→ STATED TASK
Determine the number of lines containing the word "will", and state that figure alone.

→ PROVIDED MATERIAL
-- -- --

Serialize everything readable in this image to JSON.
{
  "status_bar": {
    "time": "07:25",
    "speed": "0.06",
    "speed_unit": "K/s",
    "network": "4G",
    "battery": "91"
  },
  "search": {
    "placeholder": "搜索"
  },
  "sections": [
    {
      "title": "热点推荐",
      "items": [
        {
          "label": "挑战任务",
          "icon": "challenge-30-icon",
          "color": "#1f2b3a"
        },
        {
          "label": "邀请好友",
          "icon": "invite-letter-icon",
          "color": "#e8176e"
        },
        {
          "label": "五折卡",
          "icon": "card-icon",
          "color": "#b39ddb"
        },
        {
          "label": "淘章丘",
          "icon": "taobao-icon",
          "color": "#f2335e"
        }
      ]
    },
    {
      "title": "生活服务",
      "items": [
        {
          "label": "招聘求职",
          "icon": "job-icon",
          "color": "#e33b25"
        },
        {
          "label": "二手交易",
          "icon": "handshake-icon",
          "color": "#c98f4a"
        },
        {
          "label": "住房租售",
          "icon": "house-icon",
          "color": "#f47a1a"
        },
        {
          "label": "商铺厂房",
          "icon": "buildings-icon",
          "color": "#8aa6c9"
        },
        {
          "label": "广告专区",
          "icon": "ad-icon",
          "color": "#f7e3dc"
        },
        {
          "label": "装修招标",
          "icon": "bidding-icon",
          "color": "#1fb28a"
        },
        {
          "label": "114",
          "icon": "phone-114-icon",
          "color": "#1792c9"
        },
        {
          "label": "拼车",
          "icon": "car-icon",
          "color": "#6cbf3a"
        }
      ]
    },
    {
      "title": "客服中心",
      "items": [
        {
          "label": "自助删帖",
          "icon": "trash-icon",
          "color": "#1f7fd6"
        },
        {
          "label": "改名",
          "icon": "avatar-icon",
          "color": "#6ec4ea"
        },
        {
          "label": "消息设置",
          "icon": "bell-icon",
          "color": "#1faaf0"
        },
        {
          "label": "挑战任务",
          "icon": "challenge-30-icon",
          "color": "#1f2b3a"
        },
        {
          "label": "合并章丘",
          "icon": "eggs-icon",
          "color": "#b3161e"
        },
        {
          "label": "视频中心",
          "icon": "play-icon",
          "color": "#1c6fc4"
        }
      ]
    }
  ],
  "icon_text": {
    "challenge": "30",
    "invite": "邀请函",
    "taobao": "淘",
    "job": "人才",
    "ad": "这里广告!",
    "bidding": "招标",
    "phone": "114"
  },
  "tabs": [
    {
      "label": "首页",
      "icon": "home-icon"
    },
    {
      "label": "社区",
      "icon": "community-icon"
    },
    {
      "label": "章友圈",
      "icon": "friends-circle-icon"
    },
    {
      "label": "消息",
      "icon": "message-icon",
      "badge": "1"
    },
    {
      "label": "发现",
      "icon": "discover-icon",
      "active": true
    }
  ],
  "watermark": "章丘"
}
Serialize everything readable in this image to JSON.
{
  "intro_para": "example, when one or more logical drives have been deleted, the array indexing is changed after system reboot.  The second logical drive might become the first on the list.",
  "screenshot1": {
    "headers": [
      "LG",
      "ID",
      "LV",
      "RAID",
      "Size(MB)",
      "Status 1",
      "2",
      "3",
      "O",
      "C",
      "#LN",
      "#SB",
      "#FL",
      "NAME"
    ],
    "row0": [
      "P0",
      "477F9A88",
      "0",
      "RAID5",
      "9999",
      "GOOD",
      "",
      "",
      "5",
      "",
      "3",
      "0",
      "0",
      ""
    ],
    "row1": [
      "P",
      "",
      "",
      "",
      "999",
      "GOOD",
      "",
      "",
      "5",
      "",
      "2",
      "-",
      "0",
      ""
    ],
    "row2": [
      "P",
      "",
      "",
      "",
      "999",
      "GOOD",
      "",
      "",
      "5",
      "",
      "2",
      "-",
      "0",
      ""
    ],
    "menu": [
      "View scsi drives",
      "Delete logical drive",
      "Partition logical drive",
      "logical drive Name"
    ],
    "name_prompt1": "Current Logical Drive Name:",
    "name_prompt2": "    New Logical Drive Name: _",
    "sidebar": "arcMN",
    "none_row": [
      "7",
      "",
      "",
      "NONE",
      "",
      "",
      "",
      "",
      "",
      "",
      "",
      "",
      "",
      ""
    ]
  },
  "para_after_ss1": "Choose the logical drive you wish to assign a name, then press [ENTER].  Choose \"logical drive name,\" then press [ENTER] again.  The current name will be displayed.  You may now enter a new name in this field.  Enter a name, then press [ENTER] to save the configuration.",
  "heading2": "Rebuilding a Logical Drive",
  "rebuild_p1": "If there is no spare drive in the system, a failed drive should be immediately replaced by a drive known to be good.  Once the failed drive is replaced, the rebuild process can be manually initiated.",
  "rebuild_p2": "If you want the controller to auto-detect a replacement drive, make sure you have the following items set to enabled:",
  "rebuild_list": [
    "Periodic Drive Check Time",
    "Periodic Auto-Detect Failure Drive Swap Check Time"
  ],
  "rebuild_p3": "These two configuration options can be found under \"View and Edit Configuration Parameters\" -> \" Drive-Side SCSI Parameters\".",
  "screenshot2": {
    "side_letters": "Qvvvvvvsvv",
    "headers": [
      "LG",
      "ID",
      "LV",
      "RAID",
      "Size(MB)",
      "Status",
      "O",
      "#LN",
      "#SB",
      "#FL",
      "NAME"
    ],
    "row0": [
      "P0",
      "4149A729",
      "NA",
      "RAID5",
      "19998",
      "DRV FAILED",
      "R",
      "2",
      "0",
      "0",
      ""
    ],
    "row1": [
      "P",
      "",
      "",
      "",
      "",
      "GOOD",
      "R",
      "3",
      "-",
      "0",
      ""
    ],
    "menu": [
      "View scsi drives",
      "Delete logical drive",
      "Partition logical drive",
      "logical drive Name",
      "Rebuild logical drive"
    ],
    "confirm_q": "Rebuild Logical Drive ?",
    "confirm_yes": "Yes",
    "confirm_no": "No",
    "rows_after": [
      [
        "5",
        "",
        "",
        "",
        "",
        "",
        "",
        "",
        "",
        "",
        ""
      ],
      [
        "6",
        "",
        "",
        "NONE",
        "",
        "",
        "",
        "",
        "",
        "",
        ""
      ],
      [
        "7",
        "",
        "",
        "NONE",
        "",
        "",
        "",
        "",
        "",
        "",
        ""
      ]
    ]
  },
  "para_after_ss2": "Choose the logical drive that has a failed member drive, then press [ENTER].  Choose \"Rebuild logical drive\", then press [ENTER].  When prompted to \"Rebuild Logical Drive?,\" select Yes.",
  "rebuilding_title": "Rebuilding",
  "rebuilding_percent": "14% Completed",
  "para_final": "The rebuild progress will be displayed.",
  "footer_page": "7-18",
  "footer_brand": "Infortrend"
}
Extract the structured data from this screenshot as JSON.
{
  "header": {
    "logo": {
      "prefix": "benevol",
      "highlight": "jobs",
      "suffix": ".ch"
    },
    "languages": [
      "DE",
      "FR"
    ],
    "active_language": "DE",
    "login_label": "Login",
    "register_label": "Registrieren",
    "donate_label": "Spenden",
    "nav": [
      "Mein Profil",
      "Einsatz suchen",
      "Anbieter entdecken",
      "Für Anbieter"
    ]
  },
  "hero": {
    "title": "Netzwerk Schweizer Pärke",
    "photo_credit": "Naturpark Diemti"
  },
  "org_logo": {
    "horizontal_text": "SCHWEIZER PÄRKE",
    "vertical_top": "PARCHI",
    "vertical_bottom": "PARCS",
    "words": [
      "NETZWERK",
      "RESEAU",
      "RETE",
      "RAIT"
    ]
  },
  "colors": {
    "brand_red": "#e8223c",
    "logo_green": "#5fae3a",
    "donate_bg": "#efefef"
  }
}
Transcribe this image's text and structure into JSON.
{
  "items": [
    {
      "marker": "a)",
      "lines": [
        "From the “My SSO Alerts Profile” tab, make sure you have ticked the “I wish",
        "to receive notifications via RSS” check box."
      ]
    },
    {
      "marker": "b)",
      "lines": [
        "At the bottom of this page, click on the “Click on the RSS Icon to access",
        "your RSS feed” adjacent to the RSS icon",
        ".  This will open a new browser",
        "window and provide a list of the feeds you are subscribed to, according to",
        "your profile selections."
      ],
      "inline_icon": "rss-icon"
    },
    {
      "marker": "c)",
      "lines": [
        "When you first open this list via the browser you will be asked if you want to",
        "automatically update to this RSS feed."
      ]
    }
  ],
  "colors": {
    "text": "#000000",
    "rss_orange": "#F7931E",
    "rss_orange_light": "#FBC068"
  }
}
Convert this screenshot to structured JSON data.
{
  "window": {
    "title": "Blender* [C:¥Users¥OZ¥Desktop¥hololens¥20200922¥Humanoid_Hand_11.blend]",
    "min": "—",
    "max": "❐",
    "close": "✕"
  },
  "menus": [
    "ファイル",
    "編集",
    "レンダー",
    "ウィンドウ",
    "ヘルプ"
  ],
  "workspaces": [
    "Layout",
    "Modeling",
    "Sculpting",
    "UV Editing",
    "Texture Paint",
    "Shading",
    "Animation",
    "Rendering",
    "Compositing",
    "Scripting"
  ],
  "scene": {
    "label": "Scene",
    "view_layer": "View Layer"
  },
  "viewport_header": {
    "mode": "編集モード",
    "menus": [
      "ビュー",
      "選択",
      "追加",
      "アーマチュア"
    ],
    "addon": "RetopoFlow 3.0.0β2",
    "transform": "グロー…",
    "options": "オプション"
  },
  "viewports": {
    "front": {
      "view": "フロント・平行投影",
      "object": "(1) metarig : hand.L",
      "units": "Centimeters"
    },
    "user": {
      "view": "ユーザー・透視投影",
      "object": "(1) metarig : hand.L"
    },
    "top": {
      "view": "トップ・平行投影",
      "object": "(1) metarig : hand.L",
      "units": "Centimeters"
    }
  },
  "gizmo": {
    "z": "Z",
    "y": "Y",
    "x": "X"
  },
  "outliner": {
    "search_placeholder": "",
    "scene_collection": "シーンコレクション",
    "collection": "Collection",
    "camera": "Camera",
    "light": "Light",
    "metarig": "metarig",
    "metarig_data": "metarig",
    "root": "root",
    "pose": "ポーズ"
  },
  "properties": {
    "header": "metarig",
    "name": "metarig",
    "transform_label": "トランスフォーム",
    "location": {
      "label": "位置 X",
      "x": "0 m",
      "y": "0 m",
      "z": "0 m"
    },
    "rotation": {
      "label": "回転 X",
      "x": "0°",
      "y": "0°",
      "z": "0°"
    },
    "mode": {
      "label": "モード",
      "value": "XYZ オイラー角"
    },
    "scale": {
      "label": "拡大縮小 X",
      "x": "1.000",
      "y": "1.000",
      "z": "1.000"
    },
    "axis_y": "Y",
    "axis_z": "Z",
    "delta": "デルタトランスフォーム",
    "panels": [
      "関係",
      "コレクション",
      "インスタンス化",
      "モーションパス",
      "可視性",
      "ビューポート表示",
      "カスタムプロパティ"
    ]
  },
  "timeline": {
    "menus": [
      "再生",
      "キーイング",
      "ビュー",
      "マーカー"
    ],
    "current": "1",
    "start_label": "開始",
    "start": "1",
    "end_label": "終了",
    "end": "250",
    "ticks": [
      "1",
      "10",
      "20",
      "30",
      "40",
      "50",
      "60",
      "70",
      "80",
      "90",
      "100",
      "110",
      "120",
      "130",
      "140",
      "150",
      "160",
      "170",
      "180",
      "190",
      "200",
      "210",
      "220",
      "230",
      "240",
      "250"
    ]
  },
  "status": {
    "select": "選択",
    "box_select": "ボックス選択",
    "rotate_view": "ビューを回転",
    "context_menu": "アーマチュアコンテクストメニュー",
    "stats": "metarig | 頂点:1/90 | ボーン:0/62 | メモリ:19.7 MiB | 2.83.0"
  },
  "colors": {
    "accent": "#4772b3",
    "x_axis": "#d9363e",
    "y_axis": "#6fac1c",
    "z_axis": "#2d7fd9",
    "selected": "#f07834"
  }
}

-- -- --

→ REPLY
4